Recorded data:
——

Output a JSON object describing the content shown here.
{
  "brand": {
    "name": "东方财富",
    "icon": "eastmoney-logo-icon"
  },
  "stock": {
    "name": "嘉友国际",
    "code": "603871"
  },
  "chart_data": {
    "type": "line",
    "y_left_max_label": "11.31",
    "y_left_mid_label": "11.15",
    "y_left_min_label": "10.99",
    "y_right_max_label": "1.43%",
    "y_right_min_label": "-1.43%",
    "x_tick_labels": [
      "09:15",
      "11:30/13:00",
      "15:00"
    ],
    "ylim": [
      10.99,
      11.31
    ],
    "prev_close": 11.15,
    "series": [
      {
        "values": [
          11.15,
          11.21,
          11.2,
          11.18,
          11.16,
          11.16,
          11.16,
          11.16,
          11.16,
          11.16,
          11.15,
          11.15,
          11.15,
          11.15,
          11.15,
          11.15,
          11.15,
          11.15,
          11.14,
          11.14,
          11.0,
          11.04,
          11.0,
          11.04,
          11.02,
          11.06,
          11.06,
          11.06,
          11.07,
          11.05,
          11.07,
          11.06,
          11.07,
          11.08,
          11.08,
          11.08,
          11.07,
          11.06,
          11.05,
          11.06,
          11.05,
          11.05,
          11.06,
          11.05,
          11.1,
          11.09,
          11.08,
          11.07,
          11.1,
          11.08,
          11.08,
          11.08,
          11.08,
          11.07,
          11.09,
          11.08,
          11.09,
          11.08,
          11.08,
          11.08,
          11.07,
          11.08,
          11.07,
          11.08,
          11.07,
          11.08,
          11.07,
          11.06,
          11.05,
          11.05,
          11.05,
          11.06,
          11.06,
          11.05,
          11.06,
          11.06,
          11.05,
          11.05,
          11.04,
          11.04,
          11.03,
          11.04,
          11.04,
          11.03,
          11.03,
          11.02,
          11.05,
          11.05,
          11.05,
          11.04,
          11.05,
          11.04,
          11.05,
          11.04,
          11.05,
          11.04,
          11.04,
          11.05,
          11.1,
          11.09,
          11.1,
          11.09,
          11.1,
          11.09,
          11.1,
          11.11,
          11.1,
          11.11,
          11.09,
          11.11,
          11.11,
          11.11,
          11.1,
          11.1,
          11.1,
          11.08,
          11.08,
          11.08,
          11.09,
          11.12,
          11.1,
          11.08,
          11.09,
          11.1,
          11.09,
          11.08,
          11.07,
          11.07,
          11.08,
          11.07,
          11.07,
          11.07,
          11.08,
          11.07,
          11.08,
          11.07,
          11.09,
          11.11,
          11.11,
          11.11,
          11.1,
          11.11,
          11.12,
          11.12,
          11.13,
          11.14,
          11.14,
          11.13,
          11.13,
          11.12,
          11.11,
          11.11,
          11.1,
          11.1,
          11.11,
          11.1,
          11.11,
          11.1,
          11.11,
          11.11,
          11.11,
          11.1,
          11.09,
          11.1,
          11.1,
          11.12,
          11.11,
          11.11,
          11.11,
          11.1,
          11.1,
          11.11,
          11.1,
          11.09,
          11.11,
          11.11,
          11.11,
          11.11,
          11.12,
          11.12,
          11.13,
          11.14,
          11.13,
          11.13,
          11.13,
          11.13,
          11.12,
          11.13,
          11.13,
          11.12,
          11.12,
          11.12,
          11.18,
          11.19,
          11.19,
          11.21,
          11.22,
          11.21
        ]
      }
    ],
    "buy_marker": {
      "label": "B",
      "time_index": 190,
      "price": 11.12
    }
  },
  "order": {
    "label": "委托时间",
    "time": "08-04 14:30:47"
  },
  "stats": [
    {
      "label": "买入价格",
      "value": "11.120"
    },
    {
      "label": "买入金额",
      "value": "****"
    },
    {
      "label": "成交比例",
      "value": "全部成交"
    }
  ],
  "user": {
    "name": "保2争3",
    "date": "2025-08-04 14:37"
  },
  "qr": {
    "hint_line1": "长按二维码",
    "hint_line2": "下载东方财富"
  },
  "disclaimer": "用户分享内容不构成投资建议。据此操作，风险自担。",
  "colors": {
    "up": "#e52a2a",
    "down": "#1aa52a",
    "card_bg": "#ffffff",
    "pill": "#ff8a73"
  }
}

——

TASK BRIEF: Repeat the material above in full, keeping every word.

SOLVED EXERCISE:
Output a JSON object describing the content shown here.
{
  "brand": {
    "name": "东方财富",
    "icon": "eastmoney-logo-icon"
  },
  "stock": {
    "name": "嘉友国际",
    "code": "603871"
  },
  "chart_data": {
    "type": "line",
    "y_left_max_label": "11.31",
    "y_left_mid_label": "11.15",
    "y_left_min_label": "10.99",
    "y_right_max_label": "1.43%",
    "y_right_min_label": "-1.43%",
    "x_tick_labels": [
      "09:15",
      "11:30/13:00",
      "15:00"
    ],
    "ylim": [
      10.99,
      11.31
    ],
    "prev_close": 11.15,
    "series": [
      {
        "values": [
          11.15,
          11.21,
          11.2,
          11.18,
          11.16,
          11.16,
          11.16,
          11.16,
          11.16,
          11.16,
          11.15,
          11.15,
          11.15,
          11.15,
          11.15,
          11.15,
          11.15,
          11.15,
          11.14,
          11.14,
          11.0,
          11.04,
          11.0,
          11.04,
          11.02,
          11.06,
          11.06,
          11.06,
          11.07,
          11.05,
          11.07,
          11.06,
          11.07,
          11.08,
          11.08,
          11.08,
          11.07,
          11.06,
          11.05,
          11.06,
          11.05,
          11.05,
          11.06,
          11.05,
          11.1,
          11.09,
          11.08,
          11.07,
          11.1,
          11.08,
          11.08,
          11.08,
          11.08,
          11.07,
          11.09,
          11.08,
          11.09,
          11.08,
          11.08,
          11.08,
          11.07,
          11.08,
          11.07,
          11.08,
          11.07,
          11.08,
          11.07,
          11.06,
          11.05,
          11.05,
          11.05,
          11.06,
          11.06,
          11.05,
          11.06,
          11.06,
          11.05,
          11.05,
          11.04,
          11.04,
          11.03,
          11.04,
          11.04,
          11.03,
          11.03,
          11.02,
          11.05,
          11.05,
          11.05,
          11.04,
          11.05,
          11.04,
          11.05,
          11.04,
          11.05,
          11.04,
          11.04,
          11.05,
          11.1,
          11.09,
          11.1,
          11.09,
          11.1,
          11.09,
          11.1,
          11.11,
          11.1,
          11.11,
          11.09,
          11.11,
          11.11,
          11.11,
          11.1,
          11.1,
          11.1,
          11.08,
          11.08,
          11.08,
          11.09,
          11.12,
          11.1,
          11.08,
          11.09,
          11.1,
          11.09,
          11.08,
          11.07,
          11.07,
          11.08,
          11.07,
          11.07,
          11.07,
          11.08,
          11.07,
          11.08,
          11.07,
          11.09,
          11.11,
          11.11,
          11.11,
          11.1,
          11.11,
          11.12,
          11.12,
          11.13,
          11.14,
          11.14,
          11.13,
          11.13,
          11.12,
          11.11,
          11.11,
          11.1,
          11.1,
          11.11,
          11.1,
          11.11,
          11.1,
          11.11,
          11.11,
          11.11,
          11.1,
          11.09,
          11.1,
          11.1,
          11.12,
          11.11,
          11.11,
          11.11,
          11.1,
          11.1,
          11.11,
          11.1,
          11.09,
          11.11,
          11.11,
          11.11,
          11.11,
          11.12,
          11.12,
          11.13,
          11.14,
          11.13,
          11.13,
          11.13,
          11.13,
          11.12,
          11.13,
          11.13,
          11.12,
          11.12,
          11.12,
          11.18,
          11.19,
          11.19,
          11.21,
          11.22,
          11.21
        ]
      }
    ],
    "buy_marker": {
      "label": "B",
      "time_index": 190,
      "price": 11.12
    }
  },
  "order": {
    "label": "委托时间",
    "time": "08-04 14:30:47"
  },
  "stats": [
    {
      "label": "买入价格",
      "value": "11.120"
    },
    {
      "label": "买入金额",
      "value": "****"
    },
    {
      "label": "成交比例",
      "value": "全部成交"
    }
  ],
  "user": {
    "name": "保2争3",
    "date": "2025-08-04 14:37"
  },
  "qr": {
    "hint_line1": "长按二维码",
    "hint_line2": "下载东方财富"
  },
  "disclaimer": "用户分享内容不构成投资建议。据此操作，风险自担。",
  "colors": {
    "up": "#e52a2a",
    "down": "#1aa52a",
    "card_bg": "#ffffff",
    "pill": "#ff8a73"
  }
}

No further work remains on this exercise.